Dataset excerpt
* Begin *
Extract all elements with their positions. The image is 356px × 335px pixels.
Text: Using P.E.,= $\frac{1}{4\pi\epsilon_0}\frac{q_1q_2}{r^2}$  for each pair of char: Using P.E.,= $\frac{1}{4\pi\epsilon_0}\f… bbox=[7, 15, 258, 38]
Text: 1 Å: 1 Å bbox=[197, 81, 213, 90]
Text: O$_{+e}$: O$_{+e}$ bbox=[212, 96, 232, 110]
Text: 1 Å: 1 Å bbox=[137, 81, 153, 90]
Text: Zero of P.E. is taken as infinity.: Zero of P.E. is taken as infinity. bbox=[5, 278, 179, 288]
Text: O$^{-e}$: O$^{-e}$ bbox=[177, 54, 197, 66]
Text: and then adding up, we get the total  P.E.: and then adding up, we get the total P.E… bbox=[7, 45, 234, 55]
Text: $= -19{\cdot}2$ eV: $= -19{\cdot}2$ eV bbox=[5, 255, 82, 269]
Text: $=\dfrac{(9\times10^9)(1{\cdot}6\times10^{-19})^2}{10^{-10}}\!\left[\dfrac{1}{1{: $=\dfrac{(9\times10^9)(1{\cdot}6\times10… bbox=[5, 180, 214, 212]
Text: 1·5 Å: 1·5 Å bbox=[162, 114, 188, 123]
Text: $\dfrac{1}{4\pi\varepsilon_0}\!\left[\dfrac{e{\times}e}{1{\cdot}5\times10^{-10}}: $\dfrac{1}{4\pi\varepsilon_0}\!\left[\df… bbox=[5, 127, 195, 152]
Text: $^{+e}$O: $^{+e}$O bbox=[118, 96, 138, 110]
* End *
The request —
Update the items so that every "infinity" becomes "infinite separation", leaving the rest unchanged.

Result of the exercise —
Extract all elements with their positions. The image is 356px × 335px pixels.
Text: Using P.E.,= $\frac{1}{4\pi\epsilon_0}\frac{q_1q_2}{r^2}$  for each pair of char: Using P.E.,= $\frac{1}{4\pi\epsilon_0}\f… bbox=[7, 15, 258, 38]
Text: 1 Å: 1 Å bbox=[197, 81, 213, 90]
Text: O$_{+e}$: O$_{+e}$ bbox=[212, 96, 232, 110]
Text: 1 Å: 1 Å bbox=[137, 81, 153, 90]
Text: Zero of P.E. is taken as infinite separation.: Zero of P.E. is taken as infinite separation. bbox=[5, 278, 179, 288]
Text: O$^{-e}$: O$^{-e}$ bbox=[177, 54, 197, 66]
Text: and then adding up, we get the total  P.E.: and then adding up, we get the total P.E… bbox=[7, 45, 234, 55]
Text: $= -19{\cdot}2$ eV: $= -19{\cdot}2$ eV bbox=[5, 255, 82, 269]
Text: $=\dfrac{(9\times10^9)(1{\cdot}6\times10^{-19})^2}{10^{-10}}\!\left[\dfrac{1}{1{: $=\dfrac{(9\times10^9)(1{\cdot}6\times10… bbox=[5, 180, 214, 212]
Text: 1·5 Å: 1·5 Å bbox=[162, 114, 188, 123]
Text: $\dfrac{1}{4\pi\varepsilon_0}\!\left[\dfrac{e{\times}e}{1{\cdot}5\times10^{-10}}: $\dfrac{1}{4\pi\varepsilon_0}\!\left[\df… bbox=[5, 127, 195, 152]
Text: $^{+e}$O: $^{+e}$O bbox=[118, 96, 138, 110]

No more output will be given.